*** Jeu de données

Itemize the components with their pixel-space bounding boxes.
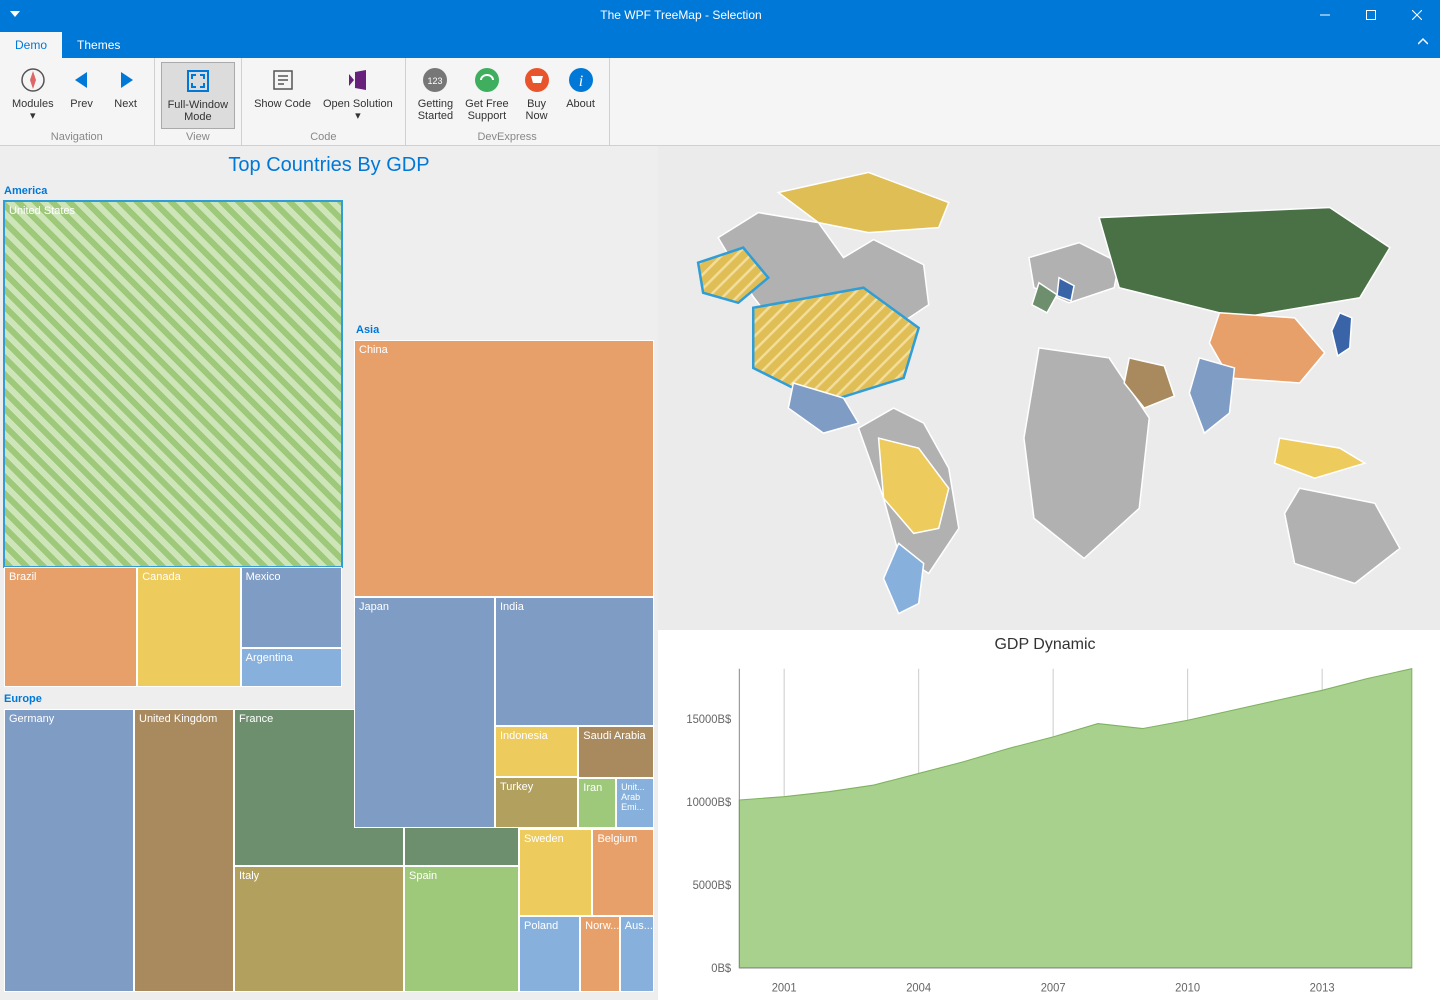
svg-text:2001: 2001 bbox=[772, 982, 797, 994]
treemap-cell-japan[interactable]: Japan bbox=[354, 597, 495, 828]
buynow-label: Buy Now bbox=[526, 98, 548, 122]
showcode-label: Show Code bbox=[254, 98, 311, 110]
window-title: The WPF TreeMap - Selection bbox=[60, 8, 1302, 22]
prev-label: Prev bbox=[70, 98, 93, 110]
compass-icon bbox=[17, 64, 49, 96]
gettingstarted-label: Getting Started bbox=[418, 98, 453, 122]
treemap-cell-united-states[interactable]: United States bbox=[4, 201, 342, 567]
getfreesupport-button[interactable]: Get Free Support bbox=[459, 62, 514, 129]
treemap-cell-uk[interactable]: United Kingdom bbox=[134, 709, 234, 992]
fullwindow-label: Full-Window Mode bbox=[168, 99, 229, 123]
svg-text:2010: 2010 bbox=[1175, 982, 1200, 994]
svg-text:15000B$: 15000B$ bbox=[686, 714, 731, 726]
close-button[interactable] bbox=[1394, 0, 1440, 30]
ribbon: Modules▾ Prev Next Navigation Full-Windo… bbox=[0, 58, 1440, 146]
next-label: Next bbox=[114, 98, 137, 110]
gettingstarted-button[interactable]: 123 Getting Started bbox=[412, 62, 459, 129]
about-button[interactable]: i About bbox=[559, 62, 603, 129]
prev-icon bbox=[66, 64, 98, 96]
group-code: Code bbox=[310, 131, 336, 143]
about-label: About bbox=[566, 98, 595, 110]
svg-text:i: i bbox=[578, 73, 582, 90]
vs-icon bbox=[342, 64, 374, 96]
treemap-cell-india[interactable]: India bbox=[495, 597, 654, 726]
svg-text:2007: 2007 bbox=[1041, 982, 1066, 994]
treemap-cell-sweden[interactable]: Sweden bbox=[519, 829, 592, 916]
treemap-cell-austria[interactable]: Aus... bbox=[620, 916, 654, 992]
modules-button[interactable]: Modules▾ bbox=[6, 62, 60, 129]
treemap-cell-poland[interactable]: Poland bbox=[519, 916, 580, 992]
ribbon-tabs: Demo Themes bbox=[0, 30, 1440, 58]
treemap-cell-spain[interactable]: Spain bbox=[404, 866, 519, 992]
svg-text:123: 123 bbox=[428, 76, 443, 86]
svg-text:2013: 2013 bbox=[1310, 982, 1335, 994]
next-button[interactable]: Next bbox=[104, 62, 148, 129]
svg-text:5000B$: 5000B$ bbox=[693, 880, 732, 892]
group-view: View bbox=[186, 131, 210, 143]
titlebar: The WPF TreeMap - Selection bbox=[0, 0, 1440, 30]
buynow-button[interactable]: Buy Now bbox=[515, 62, 559, 129]
fullscreen-icon bbox=[182, 65, 214, 97]
svg-text:0B$: 0B$ bbox=[711, 963, 732, 975]
gdp-chart-title: GDP Dynamic bbox=[668, 636, 1422, 654]
treemap-pane: Top Countries By GDP America United Stat… bbox=[0, 146, 658, 1000]
treemap-title: Top Countries By GDP bbox=[0, 154, 658, 177]
info-icon: i bbox=[565, 64, 597, 96]
prev-button[interactable]: Prev bbox=[60, 62, 104, 129]
fullwindow-button[interactable]: Full-Window Mode bbox=[161, 62, 236, 129]
svg-text:10000B$: 10000B$ bbox=[686, 797, 731, 809]
group-navigation: Navigation bbox=[51, 131, 103, 143]
treemap-cell-turkey[interactable]: Turkey bbox=[495, 777, 578, 828]
qat-dropdown-icon[interactable] bbox=[0, 8, 60, 22]
maximize-button[interactable] bbox=[1348, 0, 1394, 30]
cart-icon bbox=[521, 64, 553, 96]
world-map[interactable] bbox=[658, 146, 1440, 630]
treemap-cell-norway[interactable]: Norw... bbox=[580, 916, 620, 992]
treemap-cell-italy[interactable]: Italy bbox=[234, 866, 404, 992]
treemap-cell-iran[interactable]: Iran bbox=[578, 778, 616, 828]
showcode-button[interactable]: Show Code bbox=[248, 62, 317, 129]
group-devexpress: DevExpress bbox=[477, 131, 536, 143]
tab-themes[interactable]: Themes bbox=[62, 32, 135, 58]
group-label-america: America bbox=[0, 183, 658, 201]
treemap-cell-belgium[interactable]: Belgium bbox=[592, 829, 654, 916]
gdp-chart: GDP Dynamic 2001 2004 2007 2010 2013 0B$ 5000B… bbox=[658, 630, 1440, 1000]
treemap-cell-brazil[interactable]: Brazil bbox=[4, 567, 137, 687]
treemap-cell-argentina[interactable]: Argentina bbox=[241, 648, 342, 687]
minimize-button[interactable] bbox=[1302, 0, 1348, 30]
treemap-cell-saudi[interactable]: Saudi Arabia bbox=[578, 726, 654, 778]
treemap-cell-indonesia[interactable]: Indonesia bbox=[495, 726, 578, 777]
next-icon bbox=[110, 64, 142, 96]
tab-demo[interactable]: Demo bbox=[0, 32, 62, 58]
treemap-cell-mexico[interactable]: Mexico bbox=[241, 567, 342, 648]
support-icon bbox=[471, 64, 503, 96]
treemap-cell-germany[interactable]: Germany bbox=[4, 709, 134, 992]
opensolution-button[interactable]: Open Solution▾ bbox=[317, 62, 399, 129]
modules-label: Modules bbox=[12, 98, 54, 110]
getfreesupport-label: Get Free Support bbox=[465, 98, 508, 122]
group-label-asia: Asia bbox=[354, 322, 654, 340]
treemap-cell-china[interactable]: China bbox=[354, 340, 654, 597]
123-icon: 123 bbox=[419, 64, 451, 96]
code-icon bbox=[267, 64, 299, 96]
svg-text:2004: 2004 bbox=[906, 982, 932, 994]
opensolution-label: Open Solution bbox=[323, 98, 393, 110]
treemap-cell-canada[interactable]: Canada bbox=[137, 567, 240, 687]
treemap-cell-uae[interactable]: Unit...ArabEmi... bbox=[616, 778, 654, 828]
collapse-ribbon-icon[interactable] bbox=[1418, 36, 1428, 50]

******

# Objectif:
Recopiez tout le listing en remplaçant « interactable » par « clickable » partout, sans rien changer d'autre. Laissez les images de côté dans votre réponse.

# Réponse:
Itemize the components with their pixel-space bounding boxes.
svg-text:2001: 2001 bbox=[772, 982, 797, 994]
treemap-cell-japan[clickable]: Japan bbox=[354, 597, 495, 828]
buynow-label: Buy Now bbox=[526, 98, 548, 122]
showcode-label: Show Code bbox=[254, 98, 311, 110]
window-title: The WPF TreeMap - Selection bbox=[60, 8, 1302, 22]
prev-label: Prev bbox=[70, 98, 93, 110]
compass-icon bbox=[17, 64, 49, 96]
gettingstarted-label: Getting Started bbox=[418, 98, 453, 122]
treemap-cell-united-states[clickable]: United States bbox=[4, 201, 342, 567]
getfreesupport-button[clickable]: Get Free Support bbox=[459, 62, 514, 129]
treemap-cell-uk[clickable]: United Kingdom bbox=[134, 709, 234, 992]
fullwindow-label: Full-Window Mode bbox=[168, 99, 229, 123]
svg-text:2010: 2010 bbox=[1175, 982, 1200, 994]
svg-text:15000B$: 15000B$ bbox=[686, 714, 731, 726]
close-button[clickable] bbox=[1394, 0, 1440, 30]
ribbon: Modules▾ Prev Next Navigation Full-Windo… bbox=[0, 58, 1440, 146]
next-label: Next bbox=[114, 98, 137, 110]
gettingstarted-button[clickable]: 123 Getting Started bbox=[412, 62, 459, 129]
about-button[clickable]: i About bbox=[559, 62, 603, 129]
prev-icon bbox=[66, 64, 98, 96]
group-code: Code bbox=[310, 131, 336, 143]
about-label: About bbox=[566, 98, 595, 110]
svg-text:i: i bbox=[578, 73, 582, 90]
vs-icon bbox=[342, 64, 374, 96]
treemap-cell-india[clickable]: India bbox=[495, 597, 654, 726]
svg-text:2007: 2007 bbox=[1041, 982, 1066, 994]
treemap-cell-sweden[clickable]: Sweden bbox=[519, 829, 592, 916]
treemap-cell-austria[clickable]: Aus... bbox=[620, 916, 654, 992]
modules-button[clickable]: Modules▾ bbox=[6, 62, 60, 129]
treemap-cell-poland[clickable]: Poland bbox=[519, 916, 580, 992]
ribbon-tabs: Demo Themes bbox=[0, 30, 1440, 58]
treemap-cell-spain[clickable]: Spain bbox=[404, 866, 519, 992]
svg-text:123: 123 bbox=[428, 76, 443, 86]
svg-text:2013: 2013 bbox=[1310, 982, 1335, 994]
next-button[clickable]: Next bbox=[104, 62, 148, 129]
svg-text:5000B$: 5000B$ bbox=[693, 880, 732, 892]
group-view: View bbox=[186, 131, 210, 143]
titlebar: The WPF TreeMap - Selection bbox=[0, 0, 1440, 30]
buynow-button[clickable]: Buy Now bbox=[515, 62, 559, 129]
fullscreen-icon bbox=[182, 65, 214, 97]
svg-text:0B$: 0B$ bbox=[711, 963, 732, 975]
gdp-chart-title: GDP Dynamic bbox=[668, 636, 1422, 654]
treemap-pane: Top Countries By GDP America United Stat… bbox=[0, 146, 658, 1000]
treemap-title: Top Countries By GDP bbox=[0, 154, 658, 177]
info-icon: i bbox=[565, 64, 597, 96]
prev-button[clickable]: Prev bbox=[60, 62, 104, 129]
fullwindow-button[clickable]: Full-Window Mode bbox=[161, 62, 236, 129]
svg-text:10000B$: 10000B$ bbox=[686, 797, 731, 809]
group-navigation: Navigation bbox=[51, 131, 103, 143]
treemap-cell-turkey[clickable]: Turkey bbox=[495, 777, 578, 828]
qat-dropdown-icon[clickable] bbox=[0, 8, 60, 22]
maximize-button[clickable] bbox=[1348, 0, 1394, 30]
cart-icon bbox=[521, 64, 553, 96]
world-map[clickable] bbox=[658, 146, 1440, 630]
treemap-cell-norway[clickable]: Norw... bbox=[580, 916, 620, 992]
treemap-cell-italy[clickable]: Italy bbox=[234, 866, 404, 992]
treemap-cell-iran[clickable]: Iran bbox=[578, 778, 616, 828]
showcode-button[clickable]: Show Code bbox=[248, 62, 317, 129]
group-devexpress: DevExpress bbox=[477, 131, 536, 143]
tab-themes[clickable]: Themes bbox=[62, 32, 135, 58]
group-label-america: America bbox=[0, 183, 658, 201]
treemap-cell-belgium[clickable]: Belgium bbox=[592, 829, 654, 916]
gdp-chart: GDP Dynamic 2001 2004 2007 2010 2013 0B$ 5000B… bbox=[658, 630, 1440, 1000]
treemap-cell-brazil[clickable]: Brazil bbox=[4, 567, 137, 687]
treemap-cell-argentina[clickable]: Argentina bbox=[241, 648, 342, 687]
minimize-button[clickable] bbox=[1302, 0, 1348, 30]
treemap-cell-saudi[clickable]: Saudi Arabia bbox=[578, 726, 654, 778]
treemap-cell-indonesia[clickable]: Indonesia bbox=[495, 726, 578, 777]
next-icon bbox=[110, 64, 142, 96]
tab-demo[clickable]: Demo bbox=[0, 32, 62, 58]
treemap-cell-mexico[clickable]: Mexico bbox=[241, 567, 342, 648]
support-icon bbox=[471, 64, 503, 96]
treemap-cell-germany[clickable]: Germany bbox=[4, 709, 134, 992]
opensolution-button[clickable]: Open Solution▾ bbox=[317, 62, 399, 129]
modules-label: Modules bbox=[12, 98, 54, 110]
getfreesupport-label: Get Free Support bbox=[465, 98, 508, 122]
group-label-asia: Asia bbox=[354, 322, 654, 340]
treemap-cell-china[clickable]: China bbox=[354, 340, 654, 597]
123-icon: 123 bbox=[419, 64, 451, 96]
code-icon bbox=[267, 64, 299, 96]
svg-text:2004: 2004 bbox=[906, 982, 932, 994]
opensolution-label: Open Solution bbox=[323, 98, 393, 110]
treemap-cell-canada[clickable]: Canada bbox=[137, 567, 240, 687]
treemap-cell-uae[clickable]: Unit...ArabEmi... bbox=[616, 778, 654, 828]
collapse-ribbon-icon[clickable] bbox=[1418, 36, 1428, 50]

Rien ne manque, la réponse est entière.